-- START Supplied material --

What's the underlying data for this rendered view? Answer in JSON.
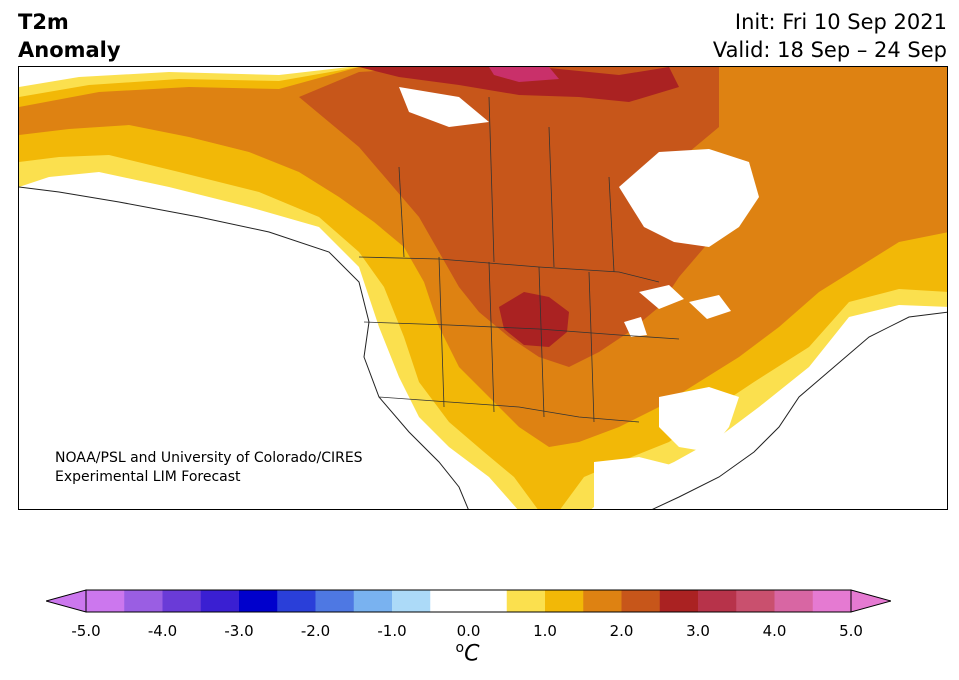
{
  "header": {
    "title_line1": "T2m",
    "title_line2": "Anomaly",
    "init": "Init: Fri 10 Sep 2021",
    "valid": "Valid: 18 Sep – 24 Sep"
  },
  "credit": {
    "line1": "NOAA/PSL and University of Colorado/CIRES",
    "line2": "Experimental LIM Forecast"
  },
  "colorbar": {
    "unit_letter": "C",
    "unit_sup": "o",
    "tick_labels": [
      "-5.0",
      "-4.0",
      "-3.0",
      "-2.0",
      "-1.0",
      "0.0",
      "1.0",
      "2.0",
      "3.0",
      "4.0",
      "5.0"
    ],
    "range": [
      -5.0,
      5.0
    ],
    "colors": [
      "#cc77ee",
      "#9a5ee3",
      "#6a3bd7",
      "#3a1fd2",
      "#0000cc",
      "#2a3fd9",
      "#4e78e3",
      "#79b2f0",
      "#acdaf8",
      "#ffffff",
      "#ffffff",
      "#fbe04e",
      "#f2b807",
      "#de8212",
      "#c7561a",
      "#aa2222",
      "#b7334a",
      "#c9506e",
      "#d866a3",
      "#e57ad2"
    ]
  },
  "map_colors": {
    "c1": "#fbe04e",
    "c2": "#f2b807",
    "c3": "#de8212",
    "c4": "#c7561a",
    "c5": "#aa2222",
    "c6": "#c9306a",
    "land_neutral": "#ffffff",
    "boundary": "#333333"
  }
}
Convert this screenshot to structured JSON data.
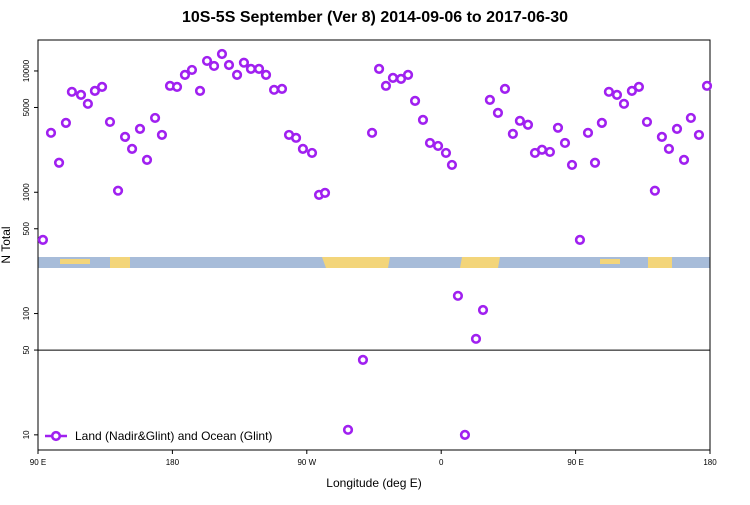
{
  "chart_data": {
    "type": "scatter",
    "title": "10S-5S September (Ver 8)   2014-09-06 to 2017-06-30",
    "x_label": "Longitude (deg E)",
    "y_label": "N Total",
    "log_y": true,
    "xlim": [
      90,
      540
    ],
    "ylim": [
      7.5,
      18000
    ],
    "xticks": [
      {
        "value": 90,
        "label": "90 E"
      },
      180,
      {
        "value": 270,
        "label": "90 W"
      },
      {
        "value": 360,
        "label": "0"
      },
      {
        "value": 450,
        "label": "90 E"
      },
      180.0
    ],
    "yticks": [
      10,
      50,
      100,
      500,
      1000,
      5000,
      10000
    ],
    "reference_line": 50,
    "legend": "bottom-left",
    "series": [
      {
        "name": "Land (Nadir&Glint) and Ocean (Glint)",
        "color": "#a020f0",
        "x": [
          93.3,
          98.7,
          104.1,
          108.7,
          112.7,
          118.8,
          123.4,
          128.1,
          132.9,
          138.2,
          143.6,
          148.3,
          153,
          158.3,
          163,
          168.4,
          173,
          178.4,
          183.1,
          188.4,
          193.1,
          198.5,
          203.2,
          207.9,
          213.2,
          217.9,
          223.3,
          227.9,
          232.6,
          238,
          242.7,
          248.1,
          253.4,
          258.1,
          262.8,
          267.4,
          273.5,
          278.2,
          282.2,
          297.6,
          307.6,
          313.7,
          318.4,
          323,
          327.7,
          333.1,
          337.8,
          342.5,
          347.8,
          352.5,
          357.9,
          363.2,
          367.2,
          371.2,
          375.9,
          383.3,
          388,
          392.6,
          398,
          402.7,
          408,
          412.7,
          418.1,
          422.8,
          427.5,
          432.8,
          438.2,
          442.9,
          447.6,
          452.9,
          458.3,
          463,
          467.6,
          472.3,
          477.7,
          482.4,
          487.7,
          492.4,
          497.8,
          503.1,
          507.8,
          512.5,
          517.9,
          522.6,
          527.2,
          532.6,
          538
        ],
        "values": [
          405,
          3090,
          1750,
          3730,
          6730,
          6350,
          5360,
          6850,
          7390,
          3800,
          1030,
          2860,
          2280,
          3330,
          1850,
          4100,
          2970,
          7540,
          7390,
          9290,
          10200,
          6850,
          12100,
          11000,
          13800,
          11200,
          9290,
          11700,
          10400,
          10400,
          9290,
          6990,
          7120,
          2970,
          2810,
          2280,
          2110,
          952,
          989,
          11.0,
          41.5,
          3090,
          10400,
          7540,
          8770,
          8610,
          9290,
          5670,
          3950,
          2550,
          2410,
          2110,
          1680,
          140,
          10,
          61.9,
          107,
          5780,
          4510,
          7120,
          3030,
          3880,
          3600,
          2110,
          2240,
          2150,
          3400,
          2550,
          1680,
          405,
          3090,
          1750,
          3730,
          6730,
          6350,
          5360,
          6850,
          7390,
          3800,
          1030,
          2860,
          2280,
          3330,
          1850,
          4100,
          2970,
          7540
        ]
      }
    ]
  }
}
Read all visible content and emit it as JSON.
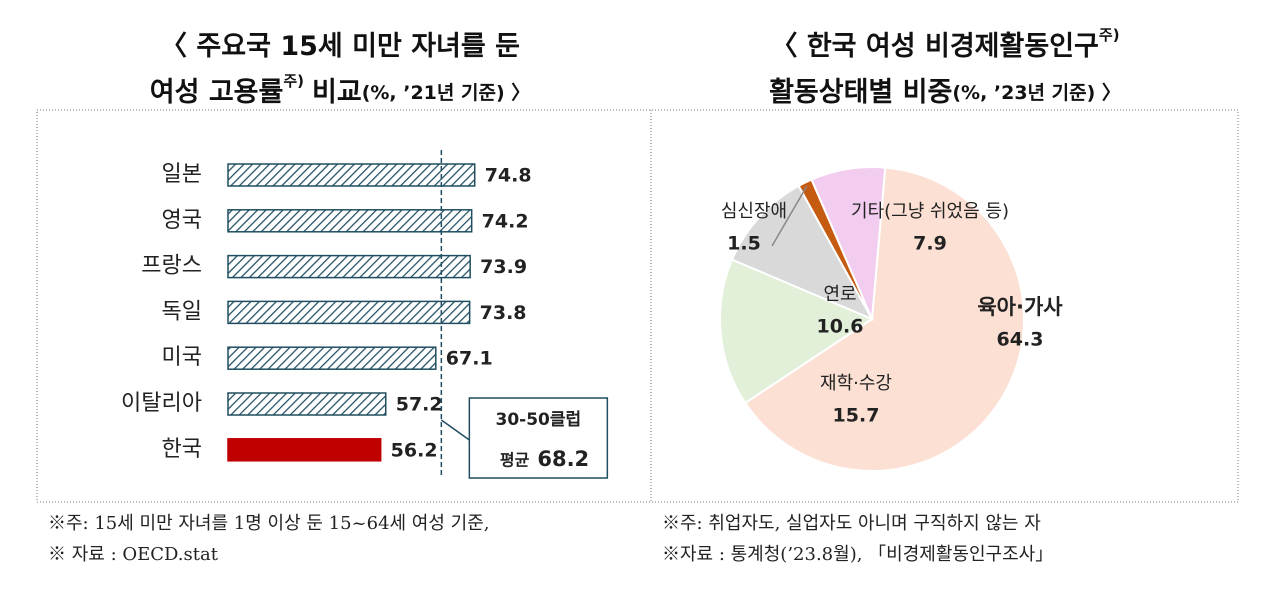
{
  "chart_data": [
    {
      "type": "bar",
      "orientation": "horizontal",
      "title": "〈 주요국 15세 미만 자녀를 둔",
      "subtitle": "여성 고용률",
      "title_note": "주)",
      "subtitle_tail": "비교",
      "unit_note": "(%, ’21년 기준) 〉",
      "categories": [
        "일본",
        "영국",
        "프랑스",
        "독일",
        "미국",
        "이탈리아",
        "한국"
      ],
      "values": [
        74.8,
        74.2,
        73.9,
        73.8,
        67.1,
        57.2,
        56.2
      ],
      "colors": [
        "#1f4e61",
        "#1f4e61",
        "#1f4e61",
        "#1f4e61",
        "#1f4e61",
        "#1f4e61",
        "#c00000"
      ],
      "hatched": [
        true,
        true,
        true,
        true,
        true,
        true,
        false
      ],
      "xlim": [
        26,
        80
      ],
      "average": 68.2,
      "average_label": "30-50클럽",
      "average_prefix": "평균"
    },
    {
      "type": "pie",
      "title": "〈 한국 여성 비경제활동인구",
      "title_note": "주)",
      "subtitle": "활동상태별 비중",
      "unit_note": "(%, ’23년 기준) 〉",
      "categories": [
        "육아·가사",
        "재학·수강",
        "연로",
        "심신장애",
        "기타(그냥 쉬었음 등)"
      ],
      "values": [
        64.3,
        15.7,
        10.6,
        1.5,
        7.9
      ],
      "colors": [
        "#fbe0d3",
        "#e2f0d9",
        "#d9d9d9",
        "#c55a11",
        "#f2cdf0"
      ],
      "label_colors": [
        "#c00000",
        "#222222",
        "#222222",
        "#222222",
        "#222222"
      ]
    }
  ],
  "notes": [
    [
      "※주: 15세 미만 자녀를 1명 이상 둔 15~64세 여성 기준,",
      "※ 자료 : OECD.stat"
    ],
    [
      "※주: 취업자도, 실업자도 아니며 구직하지 않는 자",
      "※자료 : 통계청(’23.8월), 「비경제활동인구조사」"
    ]
  ]
}
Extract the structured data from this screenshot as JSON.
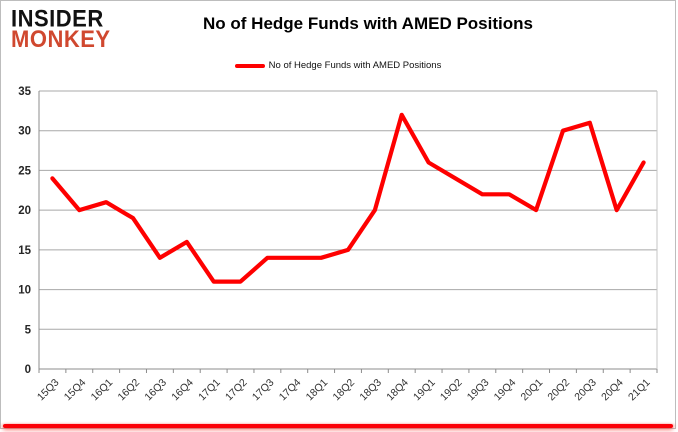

-- END Supplied material --

(What is needed): The listing above needs to be output again exactly. Don't include the pictures.

(Result for this task):
What's the underlying data for this rendered view? Answer in JSON.
{
  "header": {
    "title_line1": "T2m",
    "title_line2": "Anomaly",
    "init": "Init: Fri 10 Sep 2021",
    "valid": "Valid: 18 Sep – 24 Sep"
  },
  "credit": {
    "line1": "NOAA/PSL and University of Colorado/CIRES",
    "line2": "Experimental LIM Forecast"
  },
  "colorbar": {
    "unit_letter": "C",
    "unit_sup": "o",
    "tick_labels": [
      "-5.0",
      "-4.0",
      "-3.0",
      "-2.0",
      "-1.0",
      "0.0",
      "1.0",
      "2.0",
      "3.0",
      "4.0",
      "5.0"
    ],
    "range": [
      -5.0,
      5.0
    ],
    "colors": [
      "#cc77ee",
      "#9a5ee3",
      "#6a3bd7",
      "#3a1fd2",
      "#0000cc",
      "#2a3fd9",
      "#4e78e3",
      "#79b2f0",
      "#acdaf8",
      "#ffffff",
      "#ffffff",
      "#fbe04e",
      "#f2b807",
      "#de8212",
      "#c7561a",
      "#aa2222",
      "#b7334a",
      "#c9506e",
      "#d866a3",
      "#e57ad2"
    ]
  },
  "map_colors": {
    "c1": "#fbe04e",
    "c2": "#f2b807",
    "c3": "#de8212",
    "c4": "#c7561a",
    "c5": "#aa2222",
    "c6": "#c9306a",
    "land_neutral": "#ffffff",
    "boundary": "#333333"
  }
}
Convert this screenshot to structured JSON data.
{
  "chart_data": {
    "type": "scatter",
    "title": "10S-5S September (Ver 8)   2014-09-06 to 2017-06-30",
    "x_label": "Longitude (deg E)",
    "y_label": "N Total",
    "log_y": true,
    "xlim": [
      90,
      540
    ],
    "ylim": [
      7.5,
      18000
    ],
    "xticks": [
      {
        "value": 90,
        "label": "90 E"
      },
      180,
      {
        "value": 270,
        "label": "90 W"
      },
      {
        "value": 360,
        "label": "0"
      },
      {
        "value": 450,
        "label": "90 E"
      },
      180.0
    ],
    "yticks": [
      10,
      50,
      100,
      500,
      1000,
      5000,
      10000
    ],
    "reference_line": 50,
    "legend": "bottom-left",
    "series": [
      {
        "name": "Land (Nadir&Glint) and Ocean (Glint)",
        "color": "#a020f0",
        "x": [
          93.3,
          98.7,
          104.1,
          108.7,
          112.7,
          118.8,
          123.4,
          128.1,
          132.9,
          138.2,
          143.6,
          148.3,
          153,
          158.3,
          163,
          168.4,
          173,
          178.4,
          183.1,
          188.4,
          193.1,
          198.5,
          203.2,
          207.9,
          213.2,
          217.9,
          223.3,
          227.9,
          232.6,
          238,
          242.7,
          248.1,
          253.4,
          258.1,
          262.8,
          267.4,
          273.5,
          278.2,
          282.2,
          297.6,
          307.6,
          313.7,
          318.4,
          323,
          327.7,
          333.1,
          337.8,
          342.5,
          347.8,
          352.5,
          357.9,
          363.2,
          367.2,
          371.2,
          375.9,
          383.3,
          388,
          392.6,
          398,
          402.7,
          408,
          412.7,
          418.1,
          422.8,
          427.5,
          432.8,
          438.2,
          442.9,
          447.6,
          452.9,
          458.3,
          463,
          467.6,
          472.3,
          477.7,
          482.4,
          487.7,
          492.4,
          497.8,
          503.1,
          507.8,
          512.5,
          517.9,
          522.6,
          527.2,
          532.6,
          538
        ],
        "values": [
          405,
          3090,
          1750,
          3730,
          6730,
          6350,
          5360,
          6850,
          7390,
          3800,
          1030,
          2860,
          2280,
          3330,
          1850,
          4100,
          2970,
          7540,
          7390,
          9290,
          10200,
          6850,
          12100,
          11000,
          13800,
          11200,
          9290,
          11700,
          10400,
          10400,
          9290,
          6990,
          7120,
          2970,
          2810,
          2280,
          2110,
          952,
          989,
          11.0,
          41.5,
          3090,
          10400,
          7540,
          8770,
          8610,
          9290,
          5670,
          3950,
          2550,
          2410,
          2110,
          1680,
          140,
          10,
          61.9,
          107,
          5780,
          4510,
          7120,
          3030,
          3880,
          3600,
          2110,
          2240,
          2150,
          3400,
          2550,
          1680,
          405,
          3090,
          1750,
          3730,
          6730,
          6350,
          5360,
          6850,
          7390,
          3800,
          1030,
          2860,
          2280,
          3330,
          1850,
          4100,
          2970,
          7540
        ]
      }
    ]
  }
}
Read all visible content and emit it as JSON.
{
  "chart_data": [
    {
      "type": "bar",
      "orientation": "horizontal",
      "title": "〈 주요국 15세 미만 자녀를 둔",
      "subtitle": "여성 고용률",
      "title_note": "주)",
      "subtitle_tail": "비교",
      "unit_note": "(%, ’21년 기준) 〉",
      "categories": [
        "일본",
        "영국",
        "프랑스",
        "독일",
        "미국",
        "이탈리아",
        "한국"
      ],
      "values": [
        74.8,
        74.2,
        73.9,
        73.8,
        67.1,
        57.2,
        56.2
      ],
      "colors": [
        "#1f4e61",
        "#1f4e61",
        "#1f4e61",
        "#1f4e61",
        "#1f4e61",
        "#1f4e61",
        "#c00000"
      ],
      "hatched": [
        true,
        true,
        true,
        true,
        true,
        true,
        false
      ],
      "xlim": [
        26,
        80
      ],
      "average": 68.2,
      "average_label": "30-50클럽",
      "average_prefix": "평균"
    },
    {
      "type": "pie",
      "title": "〈 한국 여성 비경제활동인구",
      "title_note": "주)",
      "subtitle": "활동상태별 비중",
      "unit_note": "(%, ’23년 기준) 〉",
      "categories": [
        "육아·가사",
        "재학·수강",
        "연로",
        "심신장애",
        "기타(그냥 쉬었음 등)"
      ],
      "values": [
        64.3,
        15.7,
        10.6,
        1.5,
        7.9
      ],
      "colors": [
        "#fbe0d3",
        "#e2f0d9",
        "#d9d9d9",
        "#c55a11",
        "#f2cdf0"
      ],
      "label_colors": [
        "#c00000",
        "#222222",
        "#222222",
        "#222222",
        "#222222"
      ]
    }
  ],
  "notes": [
    [
      "※주: 15세 미만 자녀를 1명 이상 둔 15~64세 여성 기준,",
      "※ 자료 : OECD.stat"
    ],
    [
      "※주: 취업자도, 실업자도 아니며 구직하지 않는 자",
      "※자료 : 통계청(’23.8월), 「비경제활동인구조사」"
    ]
  ]
}
Extract the structured data from this screenshot as JSON.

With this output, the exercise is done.